**DIRECTIONS FOR THIS TASK**:
From the entries below, copy every line holding the word "icon".

**INFORMATION PROVIDED**:
* * * * * * * * *

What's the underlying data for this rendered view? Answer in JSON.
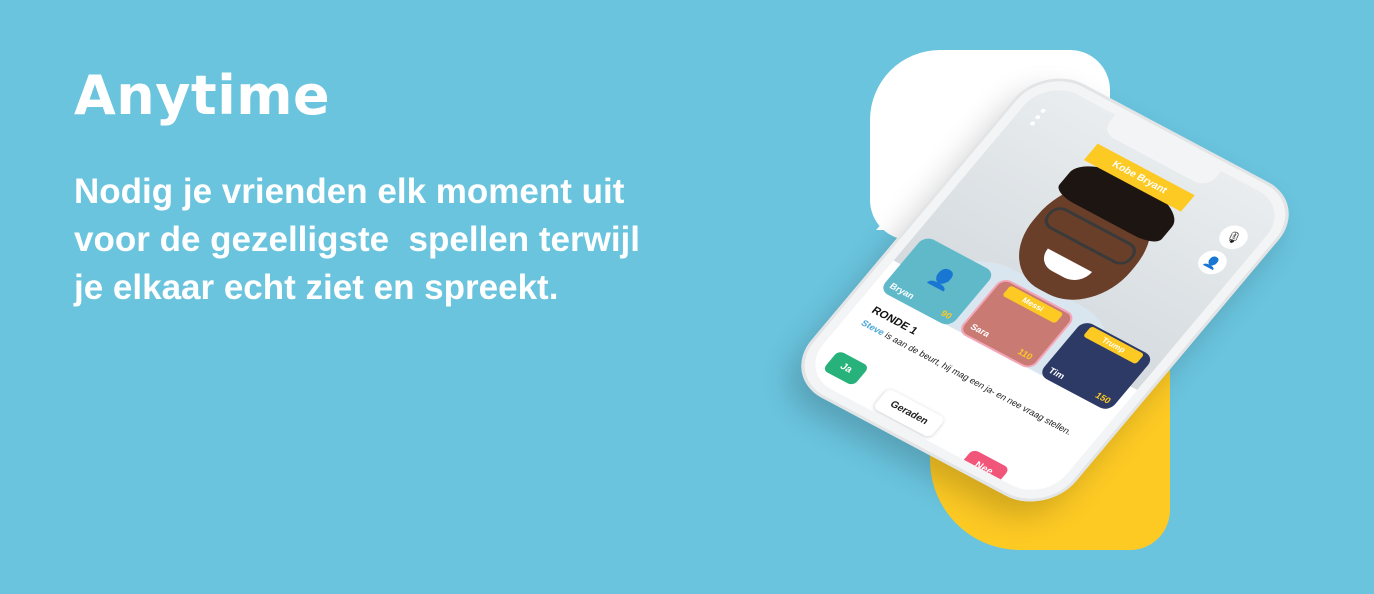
{
  "hero": {
    "title": "Anytime",
    "lines": [
      "Nodig je vrienden elk moment uit",
      "voor de gezelligste  spellen terwijl",
      "je elkaar echt ziet en spreekt."
    ]
  },
  "phone": {
    "top_player": "Steve",
    "word": "Kobe Bryant",
    "tiles": [
      {
        "name": "Bryan",
        "score": "90",
        "word": ""
      },
      {
        "name": "Sara",
        "score": "110",
        "word": "Messi"
      },
      {
        "name": "Tim",
        "score": "150",
        "word": "Trump"
      }
    ],
    "round": {
      "title": "RONDE 1",
      "player": "Steve",
      "text": " is aan de beurt, hij mag een ja- en nee vraag stellen."
    },
    "buttons": {
      "yes": "Ja",
      "guessed": "Geraden",
      "no": "Nee"
    }
  },
  "colors": {
    "background": "#6ac4de",
    "yellow": "#fdca24",
    "green": "#27b27b",
    "pink": "#f2557a"
  }
}
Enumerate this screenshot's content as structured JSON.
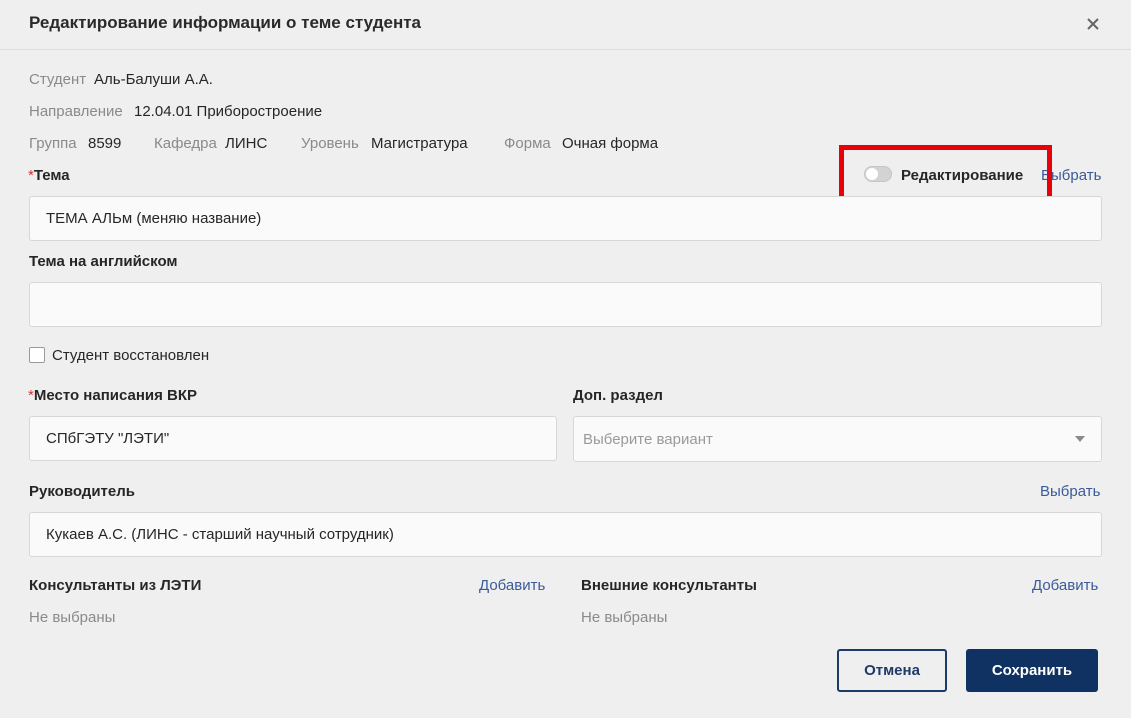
{
  "dialog": {
    "title": "Редактирование информации о теме студента"
  },
  "info": {
    "student_label": "Студент",
    "student_value": "Аль-Балуши А.А.",
    "direction_label": "Направление",
    "direction_value": "12.04.01 Приборостроение",
    "group_label": "Группа",
    "group_value": "8599",
    "department_label": "Кафедра",
    "department_value": "ЛИНС",
    "level_label": "Уровень",
    "level_value": "Магистратура",
    "form_label": "Форма",
    "form_value": "Очная форма"
  },
  "topic": {
    "required_mark": "*",
    "label": "Тема",
    "value": "ТЕМА АЛЬм (меняю название)",
    "editing_label": "Редактирование",
    "select_link": "Выбрать"
  },
  "topic_en": {
    "label": "Тема на английском",
    "value": ""
  },
  "restored": {
    "label": "Студент восстановлен",
    "checked": false
  },
  "place": {
    "required_mark": "*",
    "label": "Место написания ВКР",
    "value": "СПбГЭТУ \"ЛЭТИ\""
  },
  "extra_section": {
    "label": "Доп. раздел",
    "placeholder": "Выберите вариант"
  },
  "supervisor": {
    "label": "Руководитель",
    "select_link": "Выбрать",
    "value": "Кукаев А.С. (ЛИНС - старший научный сотрудник)"
  },
  "consultants": {
    "leti_label": "Консультанты из ЛЭТИ",
    "leti_add": "Добавить",
    "leti_empty": "Не выбраны",
    "external_label": "Внешние консультанты",
    "external_add": "Добавить",
    "external_empty": "Не выбраны"
  },
  "buttons": {
    "cancel": "Отмена",
    "save": "Сохранить"
  },
  "colors": {
    "primary": "#0f3263",
    "link": "#3b5a9a",
    "required": "#d9322b",
    "highlight": "#e8000b"
  }
}
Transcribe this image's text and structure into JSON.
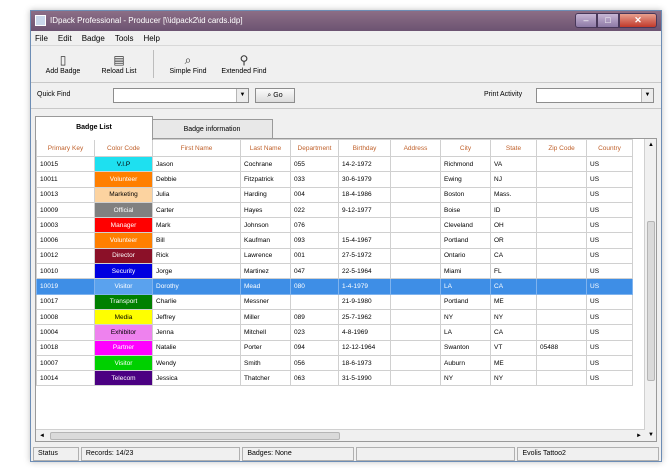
{
  "window": {
    "title": "IDpack Professional - Producer [\\\\idpack2\\id cards.idp]"
  },
  "titlebar_buttons": {
    "minimize": "–",
    "maximize": "□",
    "close": "✕"
  },
  "menu": [
    "File",
    "Edit",
    "Badge",
    "Tools",
    "Help"
  ],
  "toolbar": [
    {
      "label": "Add Badge",
      "icon": "add-badge-icon"
    },
    {
      "label": "Reload List",
      "icon": "reload-list-icon"
    },
    {
      "label": "Simple Find",
      "icon": "simple-find-icon"
    },
    {
      "label": "Extended Find",
      "icon": "extended-find-icon"
    }
  ],
  "quickfind": {
    "label": "Quick Find",
    "value": "",
    "go_label": "Go",
    "print_activity_label": "Print Activity",
    "print_activity_value": ""
  },
  "tabs": [
    {
      "label": "Badge List",
      "active": true
    },
    {
      "label": "Badge information",
      "active": false
    }
  ],
  "grid": {
    "columns": [
      "Primary Key",
      "Color Code",
      "First Name",
      "Last Name",
      "Department",
      "Birthday",
      "Address",
      "City",
      "State",
      "Zip Code",
      "Country"
    ],
    "rows": [
      {
        "key": "10015",
        "code": "V.I.P",
        "color": "#1ee0f0",
        "text_color": "#000000",
        "first": "Jason",
        "last": "Cochrane",
        "dept": "055",
        "bday": "14-2-1972",
        "addr": "",
        "city": "Richmond",
        "state": "VA",
        "zip": "",
        "country": "US"
      },
      {
        "key": "10011",
        "code": "Volunteer",
        "color": "#ff7f00",
        "text_color": "#ffffff",
        "first": "Debbie",
        "last": "Fitzpatrick",
        "dept": "033",
        "bday": "30-6-1979",
        "addr": "",
        "city": "Ewing",
        "state": "NJ",
        "zip": "",
        "country": "US"
      },
      {
        "key": "10013",
        "code": "Marketing",
        "color": "#fcd3a0",
        "text_color": "#000000",
        "first": "Julia",
        "last": "Harding",
        "dept": "004",
        "bday": "18-4-1986",
        "addr": "",
        "city": "Boston",
        "state": "Mass.",
        "zip": "",
        "country": "US"
      },
      {
        "key": "10009",
        "code": "Official",
        "color": "#808080",
        "text_color": "#ffffff",
        "first": "Carter",
        "last": "Hayes",
        "dept": "022",
        "bday": "9-12-1977",
        "addr": "",
        "city": "Boise",
        "state": "ID",
        "zip": "",
        "country": "US"
      },
      {
        "key": "10003",
        "code": "Manager",
        "color": "#ff0000",
        "text_color": "#ffffff",
        "first": "Mark",
        "last": "Johnson",
        "dept": "076",
        "bday": "",
        "addr": "",
        "city": "Cleveland",
        "state": "OH",
        "zip": "",
        "country": "US"
      },
      {
        "key": "10006",
        "code": "Volunteer",
        "color": "#ff7f00",
        "text_color": "#ffffff",
        "first": "Bill",
        "last": "Kaufman",
        "dept": "093",
        "bday": "15-4-1967",
        "addr": "",
        "city": "Portland",
        "state": "OR",
        "zip": "",
        "country": "US"
      },
      {
        "key": "10012",
        "code": "Director",
        "color": "#8b1028",
        "text_color": "#ffffff",
        "first": "Rick",
        "last": "Lawrence",
        "dept": "001",
        "bday": "27-5-1972",
        "addr": "",
        "city": "Ontario",
        "state": "CA",
        "zip": "",
        "country": "US"
      },
      {
        "key": "10010",
        "code": "Security",
        "color": "#0000e0",
        "text_color": "#ffffff",
        "first": "Jorge",
        "last": "Martinez",
        "dept": "047",
        "bday": "22-5-1964",
        "addr": "",
        "city": "Miami",
        "state": "FL",
        "zip": "",
        "country": "US"
      },
      {
        "key": "10019",
        "code": "Visitor",
        "color": "#3e8ee6",
        "text_color": "#ffffff",
        "first": "Dorothy",
        "last": "Mead",
        "dept": "080",
        "bday": "1-4-1979",
        "addr": "",
        "city": "LA",
        "state": "CA",
        "zip": "",
        "country": "US",
        "selected": true
      },
      {
        "key": "10017",
        "code": "Transport",
        "color": "#008000",
        "text_color": "#ffffff",
        "first": "Charlie",
        "last": "Messner",
        "dept": "",
        "bday": "21-9-1980",
        "addr": "",
        "city": "Portland",
        "state": "ME",
        "zip": "",
        "country": "US"
      },
      {
        "key": "10008",
        "code": "Media",
        "color": "#ffff00",
        "text_color": "#000000",
        "first": "Jeffrey",
        "last": "Miller",
        "dept": "089",
        "bday": "25-7-1962",
        "addr": "",
        "city": "NY",
        "state": "NY",
        "zip": "",
        "country": "US"
      },
      {
        "key": "10004",
        "code": "Exhibitor",
        "color": "#ee82ee",
        "text_color": "#000000",
        "first": "Jenna",
        "last": "Mitchell",
        "dept": "023",
        "bday": "4-8-1969",
        "addr": "",
        "city": "LA",
        "state": "CA",
        "zip": "",
        "country": "US"
      },
      {
        "key": "10018",
        "code": "Partner",
        "color": "#ff00ff",
        "text_color": "#ffffff",
        "first": "Natalie",
        "last": "Porter",
        "dept": "094",
        "bday": "12-12-1964",
        "addr": "",
        "city": "Swanton",
        "state": "VT",
        "zip": "05488",
        "country": "US"
      },
      {
        "key": "10007",
        "code": "Visitor",
        "color": "#00d000",
        "text_color": "#ffffff",
        "first": "Wendy",
        "last": "Smith",
        "dept": "056",
        "bday": "18-6-1973",
        "addr": "",
        "city": "Auburn",
        "state": "ME",
        "zip": "",
        "country": "US"
      },
      {
        "key": "10014",
        "code": "Telecom",
        "color": "#4b0082",
        "text_color": "#ffffff",
        "first": "Jessica",
        "last": "Thatcher",
        "dept": "063",
        "bday": "31-5-1990",
        "addr": "",
        "city": "NY",
        "state": "NY",
        "zip": "",
        "country": "US"
      }
    ]
  },
  "status": {
    "label": "Status",
    "records": "Records: 14/23",
    "badges": "Badges: None",
    "extra": "",
    "printer": "Evolis Tattoo2"
  }
}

* * * * * * * * *

**REPLY**:
      "icon": "add-badge-icon"
      "icon": "reload-list-icon"
      "icon": "simple-find-icon"
      "icon": "extended-find-icon"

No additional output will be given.